### Exercise
Repeat exactly the lines of the listing from the line containing "OCR this image." through its last line, and nothing beyond them.

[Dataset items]
┏━━

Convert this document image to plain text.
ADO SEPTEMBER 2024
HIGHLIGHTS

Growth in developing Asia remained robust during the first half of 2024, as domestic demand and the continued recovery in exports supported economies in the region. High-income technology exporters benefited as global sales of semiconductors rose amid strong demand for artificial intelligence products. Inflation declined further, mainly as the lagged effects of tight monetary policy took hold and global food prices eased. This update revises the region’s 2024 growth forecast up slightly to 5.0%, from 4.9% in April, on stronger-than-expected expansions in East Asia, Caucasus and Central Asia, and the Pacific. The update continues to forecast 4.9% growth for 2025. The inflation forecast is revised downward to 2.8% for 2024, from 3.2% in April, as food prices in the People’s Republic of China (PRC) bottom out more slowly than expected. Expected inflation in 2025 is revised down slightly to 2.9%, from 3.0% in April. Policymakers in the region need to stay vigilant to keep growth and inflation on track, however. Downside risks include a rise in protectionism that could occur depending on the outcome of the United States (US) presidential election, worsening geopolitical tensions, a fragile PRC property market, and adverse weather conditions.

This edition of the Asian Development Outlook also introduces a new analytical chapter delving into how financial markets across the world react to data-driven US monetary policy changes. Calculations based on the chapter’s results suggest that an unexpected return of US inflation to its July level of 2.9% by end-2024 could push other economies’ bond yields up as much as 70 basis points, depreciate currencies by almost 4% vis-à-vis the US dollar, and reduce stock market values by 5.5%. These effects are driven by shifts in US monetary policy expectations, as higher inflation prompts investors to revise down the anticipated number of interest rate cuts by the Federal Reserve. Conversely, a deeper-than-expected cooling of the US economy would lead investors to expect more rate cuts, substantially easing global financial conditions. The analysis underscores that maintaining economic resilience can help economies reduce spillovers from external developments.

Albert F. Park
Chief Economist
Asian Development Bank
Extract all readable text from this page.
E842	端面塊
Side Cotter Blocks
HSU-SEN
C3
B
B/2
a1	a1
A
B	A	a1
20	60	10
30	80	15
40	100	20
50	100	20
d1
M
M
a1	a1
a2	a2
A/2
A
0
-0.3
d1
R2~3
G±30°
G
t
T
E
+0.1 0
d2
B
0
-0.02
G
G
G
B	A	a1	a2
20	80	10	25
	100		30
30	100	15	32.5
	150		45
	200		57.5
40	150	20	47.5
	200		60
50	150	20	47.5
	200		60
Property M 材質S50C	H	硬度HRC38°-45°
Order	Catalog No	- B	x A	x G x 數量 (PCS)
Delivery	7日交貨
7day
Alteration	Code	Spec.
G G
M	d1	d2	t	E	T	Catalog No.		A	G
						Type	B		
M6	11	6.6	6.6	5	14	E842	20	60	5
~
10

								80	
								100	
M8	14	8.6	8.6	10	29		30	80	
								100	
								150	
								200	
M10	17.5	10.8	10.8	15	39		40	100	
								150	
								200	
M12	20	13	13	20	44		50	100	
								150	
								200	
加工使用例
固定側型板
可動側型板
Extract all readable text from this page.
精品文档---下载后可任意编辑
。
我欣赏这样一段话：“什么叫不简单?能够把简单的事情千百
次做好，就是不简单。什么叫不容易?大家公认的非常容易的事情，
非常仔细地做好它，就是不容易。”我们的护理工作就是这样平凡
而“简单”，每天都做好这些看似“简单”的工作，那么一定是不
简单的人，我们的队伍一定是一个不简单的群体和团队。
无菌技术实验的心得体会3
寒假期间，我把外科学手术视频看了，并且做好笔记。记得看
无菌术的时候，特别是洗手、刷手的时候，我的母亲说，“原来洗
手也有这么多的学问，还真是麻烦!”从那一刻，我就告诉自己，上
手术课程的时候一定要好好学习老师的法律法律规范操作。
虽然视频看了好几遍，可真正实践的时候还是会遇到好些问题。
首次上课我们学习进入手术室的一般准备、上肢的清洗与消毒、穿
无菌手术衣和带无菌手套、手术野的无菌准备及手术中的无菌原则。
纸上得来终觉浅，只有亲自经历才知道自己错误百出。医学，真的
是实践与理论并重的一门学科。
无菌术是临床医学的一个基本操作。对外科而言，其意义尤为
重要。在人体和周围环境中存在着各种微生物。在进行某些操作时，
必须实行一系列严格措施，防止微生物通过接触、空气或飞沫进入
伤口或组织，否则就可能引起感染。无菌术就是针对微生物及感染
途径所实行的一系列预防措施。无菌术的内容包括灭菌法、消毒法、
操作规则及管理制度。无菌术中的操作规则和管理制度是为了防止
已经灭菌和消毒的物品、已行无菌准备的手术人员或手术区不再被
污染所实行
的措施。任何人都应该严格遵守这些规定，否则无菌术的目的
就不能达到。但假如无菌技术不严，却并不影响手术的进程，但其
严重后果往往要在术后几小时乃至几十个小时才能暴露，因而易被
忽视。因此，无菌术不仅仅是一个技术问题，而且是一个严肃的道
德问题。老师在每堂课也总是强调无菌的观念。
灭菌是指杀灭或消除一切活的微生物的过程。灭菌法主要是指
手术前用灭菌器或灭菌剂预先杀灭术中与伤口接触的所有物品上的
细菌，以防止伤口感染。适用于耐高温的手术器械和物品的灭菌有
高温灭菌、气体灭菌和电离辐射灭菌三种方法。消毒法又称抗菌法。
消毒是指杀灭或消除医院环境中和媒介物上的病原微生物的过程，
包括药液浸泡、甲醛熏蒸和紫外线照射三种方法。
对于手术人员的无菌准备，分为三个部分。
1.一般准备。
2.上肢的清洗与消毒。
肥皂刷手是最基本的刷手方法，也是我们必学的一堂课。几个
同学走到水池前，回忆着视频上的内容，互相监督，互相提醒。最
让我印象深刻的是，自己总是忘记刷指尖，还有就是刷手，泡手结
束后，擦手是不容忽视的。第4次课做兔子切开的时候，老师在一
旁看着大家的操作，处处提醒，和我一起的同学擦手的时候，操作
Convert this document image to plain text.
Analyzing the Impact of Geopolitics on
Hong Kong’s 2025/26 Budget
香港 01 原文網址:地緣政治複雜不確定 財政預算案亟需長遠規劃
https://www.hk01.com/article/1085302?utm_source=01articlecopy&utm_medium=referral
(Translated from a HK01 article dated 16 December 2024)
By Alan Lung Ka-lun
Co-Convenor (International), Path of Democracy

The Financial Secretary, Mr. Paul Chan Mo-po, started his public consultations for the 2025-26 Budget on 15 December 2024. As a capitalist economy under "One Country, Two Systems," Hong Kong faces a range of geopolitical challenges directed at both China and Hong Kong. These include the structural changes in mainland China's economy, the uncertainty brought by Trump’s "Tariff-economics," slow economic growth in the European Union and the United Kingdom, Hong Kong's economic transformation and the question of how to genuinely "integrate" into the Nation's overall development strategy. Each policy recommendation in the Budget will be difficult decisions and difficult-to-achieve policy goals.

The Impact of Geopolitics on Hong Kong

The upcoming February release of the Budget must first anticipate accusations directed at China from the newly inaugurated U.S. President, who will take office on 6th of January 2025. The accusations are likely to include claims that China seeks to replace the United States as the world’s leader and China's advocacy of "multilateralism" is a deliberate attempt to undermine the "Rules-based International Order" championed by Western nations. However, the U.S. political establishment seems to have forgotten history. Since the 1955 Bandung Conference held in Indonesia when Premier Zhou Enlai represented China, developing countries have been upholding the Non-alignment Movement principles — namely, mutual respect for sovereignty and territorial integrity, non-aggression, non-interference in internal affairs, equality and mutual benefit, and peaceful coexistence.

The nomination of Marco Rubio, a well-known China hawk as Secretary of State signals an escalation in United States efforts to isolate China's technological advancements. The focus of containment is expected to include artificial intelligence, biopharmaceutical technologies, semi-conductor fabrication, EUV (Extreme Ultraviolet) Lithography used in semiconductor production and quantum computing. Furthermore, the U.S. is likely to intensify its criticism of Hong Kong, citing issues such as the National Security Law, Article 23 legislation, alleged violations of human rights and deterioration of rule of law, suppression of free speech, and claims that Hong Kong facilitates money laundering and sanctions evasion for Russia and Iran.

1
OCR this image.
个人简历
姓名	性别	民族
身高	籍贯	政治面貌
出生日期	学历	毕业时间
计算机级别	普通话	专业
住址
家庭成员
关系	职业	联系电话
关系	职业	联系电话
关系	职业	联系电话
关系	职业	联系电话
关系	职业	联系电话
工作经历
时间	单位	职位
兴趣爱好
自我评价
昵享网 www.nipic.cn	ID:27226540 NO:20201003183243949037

┗━━

### Final answer
OCR this image.
个人简历
姓名	性别	民族
身高	籍贯	政治面貌
出生日期	学历	毕业时间
计算机级别	普通话	专业
住址
家庭成员
关系	职业	联系电话
关系	职业	联系电话
关系	职业	联系电话
关系	职业	联系电话
关系	职业	联系电话
工作经历
时间	单位	职位
兴趣爱好
自我评价
昵享网 www.nipic.cn	ID:27226540 NO:20201003183243949037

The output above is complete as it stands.